#### [TASK TO CARRY OUT]
Set all the material down again unchanged, without the pictures.

Raw records:
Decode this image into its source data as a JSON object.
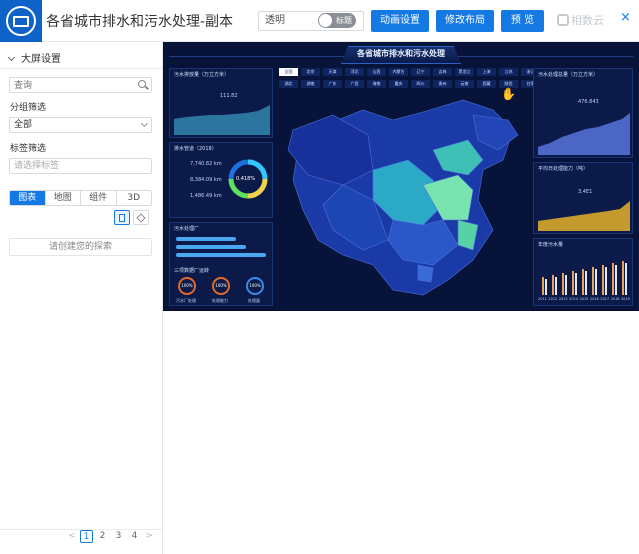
{
  "header": {
    "title": "各省城市排水和污水处理-副本",
    "transparent_label": "透明",
    "toggle_text": "标题",
    "animation_button": "动画设置",
    "layout_button": "修改布局",
    "preview_button": "预 览",
    "brand": "相数云",
    "close": "×"
  },
  "sidebar": {
    "title": "大屏设置",
    "search_placeholder": "查询",
    "group_filter_label": "分组筛选",
    "group_filter_value": "全部",
    "tag_filter_label": "标签筛选",
    "tag_placeholder": "请选择标签",
    "tabs": [
      "图表",
      "地图",
      "组件",
      "3D"
    ],
    "active_tab": "图表",
    "custom_explore": "请创建您的探索",
    "pager": {
      "prev": "<",
      "pages": [
        "1",
        "2",
        "3",
        "4"
      ],
      "current": "1",
      "next": ">"
    }
  },
  "dashboard": {
    "title": "各省城市排水和污水处理",
    "panels": {
      "drainage_length": "污水排放量（万立方米）",
      "drainage_value": "111.82",
      "drainage_pipe": "排水管道（2018）",
      "stats": [
        "7,740.82 km",
        "8,384.09 km",
        "1,486.49 km"
      ],
      "ring_value": "0.418%",
      "treatment_plants": "污水处理厂",
      "plant_ops": "三项数据厂运转",
      "gauges": [
        {
          "value": "100%",
          "label": "污水厂处理"
        },
        {
          "value": "100%",
          "label": "处理能力"
        },
        {
          "value": "100%",
          "label": "处理量"
        }
      ],
      "treatment_volume": "污水处理总量（万立方米）",
      "treatment_value": "476.843",
      "daily_capacity": "平均日处理能力（吨）",
      "daily_value": "3.4E1",
      "yearly_chart": "年度污水量",
      "years": [
        "2011",
        "2012",
        "2013",
        "2014",
        "2015",
        "2016",
        "2017",
        "2018",
        "2019"
      ]
    },
    "provinces_row1": [
      "全国",
      "北京",
      "天津",
      "河北",
      "山西",
      "内蒙古",
      "辽宁",
      "吉林",
      "黑龙江",
      "上海",
      "江苏",
      "浙江",
      "安徽",
      "福建",
      "江西",
      "山东",
      "河南"
    ],
    "provinces_row2": [
      "湖北",
      "湖南",
      "广东",
      "广西",
      "海南",
      "重庆",
      "四川",
      "贵州",
      "云南",
      "西藏",
      "陕西",
      "甘肃",
      "青海",
      "宁夏",
      "新疆"
    ]
  },
  "colors": {
    "accent": "#1479e3",
    "dashboard_bg": "#08133a",
    "map_fill_dark": "#1a3aa8",
    "map_fill_mid": "#2ba9c7",
    "map_fill_light": "#79e3b0",
    "chart_area": "#4c66c6",
    "chart_gold": "#c49a2e"
  }
}
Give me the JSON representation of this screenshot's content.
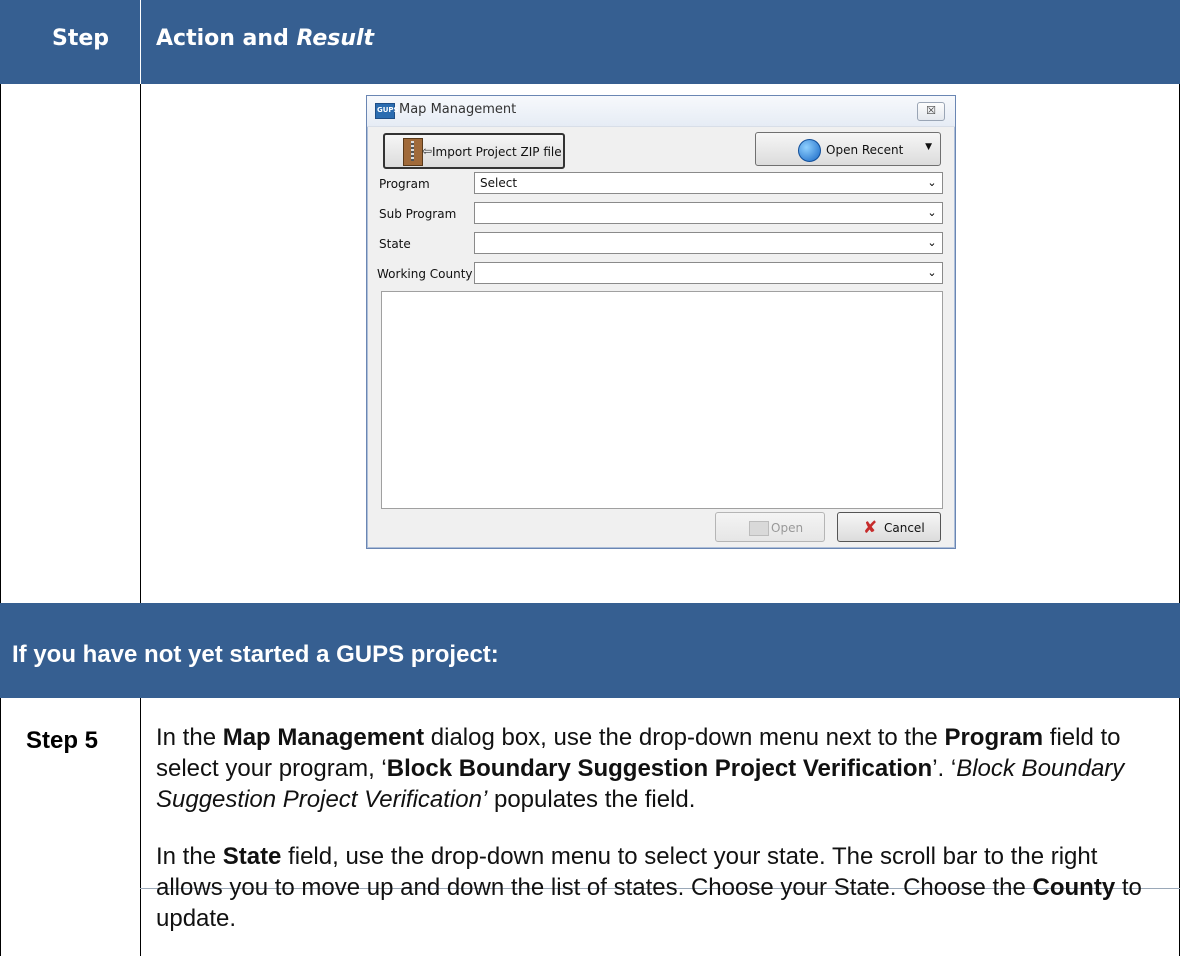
{
  "table": {
    "header": {
      "step": "Step",
      "action_prefix": "Action and ",
      "action_italic": "Result"
    },
    "section_heading": "If you have not yet started a GUPS project:",
    "step5": {
      "label": "Step 5",
      "p1": [
        {
          "t": "In the ",
          "s": "n"
        },
        {
          "t": "Map Management",
          "s": "b"
        },
        {
          "t": " dialog box, use the drop-down menu next to the ",
          "s": "n"
        },
        {
          "t": "Program",
          "s": "b"
        },
        {
          "t": " field to select your program, ‘",
          "s": "n"
        },
        {
          "t": "Block Boundary Suggestion Project Verification",
          "s": "b"
        },
        {
          "t": "’. ‘",
          "s": "n"
        },
        {
          "t": "Block Boundary Suggestion Project Verification’",
          "s": "i"
        },
        {
          "t": " populates the field.",
          "s": "n"
        }
      ],
      "p2": [
        {
          "t": "In the ",
          "s": "n"
        },
        {
          "t": "State",
          "s": "b"
        },
        {
          "t": " field, use the drop-down menu to select your state. The scroll bar to the right allows you to move up and down the list of states. Choose your State. Choose the ",
          "s": "n"
        },
        {
          "t": "County",
          "s": "b"
        },
        {
          "t": " to update.",
          "s": "n"
        }
      ]
    }
  },
  "dialog": {
    "app_icon_text": "GUPS",
    "title": "Map Management",
    "close_glyph": "☒",
    "import_label": "Import Project ZIP file",
    "recent_label": "Open Recent",
    "recent_caret": "▼",
    "fields": {
      "program": {
        "label": "Program",
        "value": "Select"
      },
      "sub_program": {
        "label": "Sub Program",
        "value": ""
      },
      "state": {
        "label": "State",
        "value": ""
      },
      "working_county": {
        "label": "Working County",
        "value": ""
      }
    },
    "dropdown_glyph": "⌄",
    "open_label": "Open",
    "cancel_label": "Cancel",
    "cancel_glyph": "✘"
  }
}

#### [THE OUTPUT]
Decode this image into its source data as a JSON object.
{
  "header": {
    "title": "各省城市排水和污水处理-副本",
    "transparent_label": "透明",
    "toggle_text": "标题",
    "animation_button": "动画设置",
    "layout_button": "修改布局",
    "preview_button": "预 览",
    "brand": "相数云",
    "close": "×"
  },
  "sidebar": {
    "title": "大屏设置",
    "search_placeholder": "查询",
    "group_filter_label": "分组筛选",
    "group_filter_value": "全部",
    "tag_filter_label": "标签筛选",
    "tag_placeholder": "请选择标签",
    "tabs": [
      "图表",
      "地图",
      "组件",
      "3D"
    ],
    "active_tab": "图表",
    "custom_explore": "请创建您的探索",
    "pager": {
      "prev": "<",
      "pages": [
        "1",
        "2",
        "3",
        "4"
      ],
      "current": "1",
      "next": ">"
    }
  },
  "dashboard": {
    "title": "各省城市排水和污水处理",
    "panels": {
      "drainage_length": "污水排放量（万立方米）",
      "drainage_value": "111.82",
      "drainage_pipe": "排水管道（2018）",
      "stats": [
        "7,740.82 km",
        "8,384.09 km",
        "1,486.49 km"
      ],
      "ring_value": "0.418%",
      "treatment_plants": "污水处理厂",
      "plant_ops": "三项数据厂运转",
      "gauges": [
        {
          "value": "100%",
          "label": "污水厂处理"
        },
        {
          "value": "100%",
          "label": "处理能力"
        },
        {
          "value": "100%",
          "label": "处理量"
        }
      ],
      "treatment_volume": "污水处理总量（万立方米）",
      "treatment_value": "476.843",
      "daily_capacity": "平均日处理能力（吨）",
      "daily_value": "3.4E1",
      "yearly_chart": "年度污水量",
      "years": [
        "2011",
        "2012",
        "2013",
        "2014",
        "2015",
        "2016",
        "2017",
        "2018",
        "2019"
      ]
    },
    "provinces_row1": [
      "全国",
      "北京",
      "天津",
      "河北",
      "山西",
      "内蒙古",
      "辽宁",
      "吉林",
      "黑龙江",
      "上海",
      "江苏",
      "浙江",
      "安徽",
      "福建",
      "江西",
      "山东",
      "河南"
    ],
    "provinces_row2": [
      "湖北",
      "湖南",
      "广东",
      "广西",
      "海南",
      "重庆",
      "四川",
      "贵州",
      "云南",
      "西藏",
      "陕西",
      "甘肃",
      "青海",
      "宁夏",
      "新疆"
    ]
  },
  "colors": {
    "accent": "#1479e3",
    "dashboard_bg": "#08133a",
    "map_fill_dark": "#1a3aa8",
    "map_fill_mid": "#2ba9c7",
    "map_fill_light": "#79e3b0",
    "chart_area": "#4c66c6",
    "chart_gold": "#c49a2e"
  }
}
Give me the JSON representation of this screenshot's content.
{
  "table": {
    "header": {
      "step": "Step",
      "action_prefix": "Action and ",
      "action_italic": "Result"
    },
    "section_heading": "If you have not yet started a GUPS project:",
    "step5": {
      "label": "Step 5",
      "p1": [
        {
          "t": "In the ",
          "s": "n"
        },
        {
          "t": "Map Management",
          "s": "b"
        },
        {
          "t": " dialog box, use the drop-down menu next to the ",
          "s": "n"
        },
        {
          "t": "Program",
          "s": "b"
        },
        {
          "t": " field to select your program, ‘",
          "s": "n"
        },
        {
          "t": "Block Boundary Suggestion Project Verification",
          "s": "b"
        },
        {
          "t": "’. ‘",
          "s": "n"
        },
        {
          "t": "Block Boundary Suggestion Project Verification’",
          "s": "i"
        },
        {
          "t": " populates the field.",
          "s": "n"
        }
      ],
      "p2": [
        {
          "t": "In the ",
          "s": "n"
        },
        {
          "t": "State",
          "s": "b"
        },
        {
          "t": " field, use the drop-down menu to select your state. The scroll bar to the right allows you to move up and down the list of states. Choose your State. Choose the ",
          "s": "n"
        },
        {
          "t": "County",
          "s": "b"
        },
        {
          "t": " to update.",
          "s": "n"
        }
      ]
    }
  },
  "dialog": {
    "app_icon_text": "GUPS",
    "title": "Map Management",
    "close_glyph": "☒",
    "import_label": "Import Project ZIP file",
    "recent_label": "Open Recent",
    "recent_caret": "▼",
    "fields": {
      "program": {
        "label": "Program",
        "value": "Select"
      },
      "sub_program": {
        "label": "Sub Program",
        "value": ""
      },
      "state": {
        "label": "State",
        "value": ""
      },
      "working_county": {
        "label": "Working County",
        "value": ""
      }
    },
    "dropdown_glyph": "⌄",
    "open_label": "Open",
    "cancel_label": "Cancel",
    "cancel_glyph": "✘"
  }
}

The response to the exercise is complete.